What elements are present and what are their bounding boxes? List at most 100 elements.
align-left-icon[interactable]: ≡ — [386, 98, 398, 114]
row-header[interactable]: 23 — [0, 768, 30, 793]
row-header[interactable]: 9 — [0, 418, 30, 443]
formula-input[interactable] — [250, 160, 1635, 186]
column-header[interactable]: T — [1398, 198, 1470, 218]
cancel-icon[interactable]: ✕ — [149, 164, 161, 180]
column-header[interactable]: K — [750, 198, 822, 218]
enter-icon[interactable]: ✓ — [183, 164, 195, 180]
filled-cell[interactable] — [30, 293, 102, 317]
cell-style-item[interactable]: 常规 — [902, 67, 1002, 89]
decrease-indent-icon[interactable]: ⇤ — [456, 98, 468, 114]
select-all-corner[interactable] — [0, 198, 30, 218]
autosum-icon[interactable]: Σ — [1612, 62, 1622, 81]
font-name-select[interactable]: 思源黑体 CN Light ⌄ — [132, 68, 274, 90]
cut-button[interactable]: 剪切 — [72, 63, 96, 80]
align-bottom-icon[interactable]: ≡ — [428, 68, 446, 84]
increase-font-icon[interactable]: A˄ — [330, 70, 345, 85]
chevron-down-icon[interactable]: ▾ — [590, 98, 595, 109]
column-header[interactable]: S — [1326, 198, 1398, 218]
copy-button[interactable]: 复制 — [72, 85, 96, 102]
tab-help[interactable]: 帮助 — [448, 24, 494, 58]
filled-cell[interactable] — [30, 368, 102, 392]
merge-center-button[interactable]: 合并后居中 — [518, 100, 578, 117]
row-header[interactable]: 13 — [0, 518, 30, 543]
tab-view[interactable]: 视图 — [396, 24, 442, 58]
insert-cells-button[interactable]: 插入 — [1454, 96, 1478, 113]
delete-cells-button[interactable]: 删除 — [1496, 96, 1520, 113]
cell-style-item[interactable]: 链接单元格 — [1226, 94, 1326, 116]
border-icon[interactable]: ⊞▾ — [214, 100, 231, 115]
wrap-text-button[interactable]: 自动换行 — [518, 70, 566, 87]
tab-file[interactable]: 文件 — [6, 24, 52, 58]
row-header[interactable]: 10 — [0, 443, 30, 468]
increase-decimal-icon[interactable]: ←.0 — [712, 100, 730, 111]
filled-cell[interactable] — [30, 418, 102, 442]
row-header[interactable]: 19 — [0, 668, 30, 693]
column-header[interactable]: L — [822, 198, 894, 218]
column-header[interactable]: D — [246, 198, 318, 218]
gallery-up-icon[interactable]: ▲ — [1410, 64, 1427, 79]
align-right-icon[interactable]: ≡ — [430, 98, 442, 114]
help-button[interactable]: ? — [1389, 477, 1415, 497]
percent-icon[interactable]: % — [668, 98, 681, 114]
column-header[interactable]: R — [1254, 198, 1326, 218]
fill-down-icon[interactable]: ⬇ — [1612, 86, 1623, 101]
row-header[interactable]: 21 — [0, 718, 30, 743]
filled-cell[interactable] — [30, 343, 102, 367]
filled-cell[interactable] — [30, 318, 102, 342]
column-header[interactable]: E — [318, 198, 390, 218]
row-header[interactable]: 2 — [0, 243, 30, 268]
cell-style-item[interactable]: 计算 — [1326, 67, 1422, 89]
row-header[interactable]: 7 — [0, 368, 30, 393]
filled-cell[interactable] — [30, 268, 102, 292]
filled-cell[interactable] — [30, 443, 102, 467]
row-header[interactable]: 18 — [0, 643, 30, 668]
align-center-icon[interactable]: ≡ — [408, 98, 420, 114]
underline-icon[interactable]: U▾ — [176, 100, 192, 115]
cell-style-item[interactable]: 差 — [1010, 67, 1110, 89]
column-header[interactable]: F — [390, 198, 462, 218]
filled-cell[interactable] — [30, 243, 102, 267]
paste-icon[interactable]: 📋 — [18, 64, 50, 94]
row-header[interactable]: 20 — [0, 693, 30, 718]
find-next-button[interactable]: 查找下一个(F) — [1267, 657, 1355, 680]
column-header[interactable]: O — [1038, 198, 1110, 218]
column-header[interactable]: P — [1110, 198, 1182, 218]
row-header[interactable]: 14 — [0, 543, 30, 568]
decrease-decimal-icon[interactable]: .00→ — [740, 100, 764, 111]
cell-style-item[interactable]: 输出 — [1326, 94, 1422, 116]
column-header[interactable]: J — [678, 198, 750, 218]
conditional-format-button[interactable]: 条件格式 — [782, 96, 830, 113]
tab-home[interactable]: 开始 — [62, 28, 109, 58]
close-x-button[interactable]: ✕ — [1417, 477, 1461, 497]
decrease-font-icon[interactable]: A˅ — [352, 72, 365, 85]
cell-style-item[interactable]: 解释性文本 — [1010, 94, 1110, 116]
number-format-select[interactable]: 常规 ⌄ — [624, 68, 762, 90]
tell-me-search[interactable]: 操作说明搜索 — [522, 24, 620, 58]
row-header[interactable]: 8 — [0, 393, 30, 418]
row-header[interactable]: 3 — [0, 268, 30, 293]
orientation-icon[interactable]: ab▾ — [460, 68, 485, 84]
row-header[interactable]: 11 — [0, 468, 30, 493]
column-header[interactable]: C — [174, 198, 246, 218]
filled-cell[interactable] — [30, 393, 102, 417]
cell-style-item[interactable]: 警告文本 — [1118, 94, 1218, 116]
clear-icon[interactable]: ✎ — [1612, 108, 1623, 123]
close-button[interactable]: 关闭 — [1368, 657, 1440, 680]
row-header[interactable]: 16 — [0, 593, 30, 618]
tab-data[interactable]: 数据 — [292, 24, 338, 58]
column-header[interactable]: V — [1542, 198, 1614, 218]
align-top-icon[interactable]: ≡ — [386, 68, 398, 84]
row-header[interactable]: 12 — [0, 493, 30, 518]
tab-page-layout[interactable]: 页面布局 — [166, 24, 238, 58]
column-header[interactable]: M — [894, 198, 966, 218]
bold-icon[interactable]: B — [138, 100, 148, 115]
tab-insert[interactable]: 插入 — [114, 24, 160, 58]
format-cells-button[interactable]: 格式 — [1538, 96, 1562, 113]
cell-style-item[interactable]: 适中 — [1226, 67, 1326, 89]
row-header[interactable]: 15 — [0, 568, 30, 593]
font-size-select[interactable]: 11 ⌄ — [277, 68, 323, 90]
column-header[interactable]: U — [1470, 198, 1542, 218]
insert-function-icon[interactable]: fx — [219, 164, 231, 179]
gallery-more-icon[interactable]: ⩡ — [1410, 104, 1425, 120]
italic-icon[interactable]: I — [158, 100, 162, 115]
━━━━━━━━━━━━━━━━━━━━
■ Written request
Copy out everything from the start of the records down to the line containing "formula-input[interactable] — [250, 160, 1635, 186]", with both of those lines included.

■ Correct result
What elements are present and what are their bounding boxes? List at most 100 elements.
align-left-icon[interactable]: ≡ — [386, 98, 398, 114]
row-header[interactable]: 23 — [0, 768, 30, 793]
row-header[interactable]: 9 — [0, 418, 30, 443]
formula-input[interactable] — [250, 160, 1635, 186]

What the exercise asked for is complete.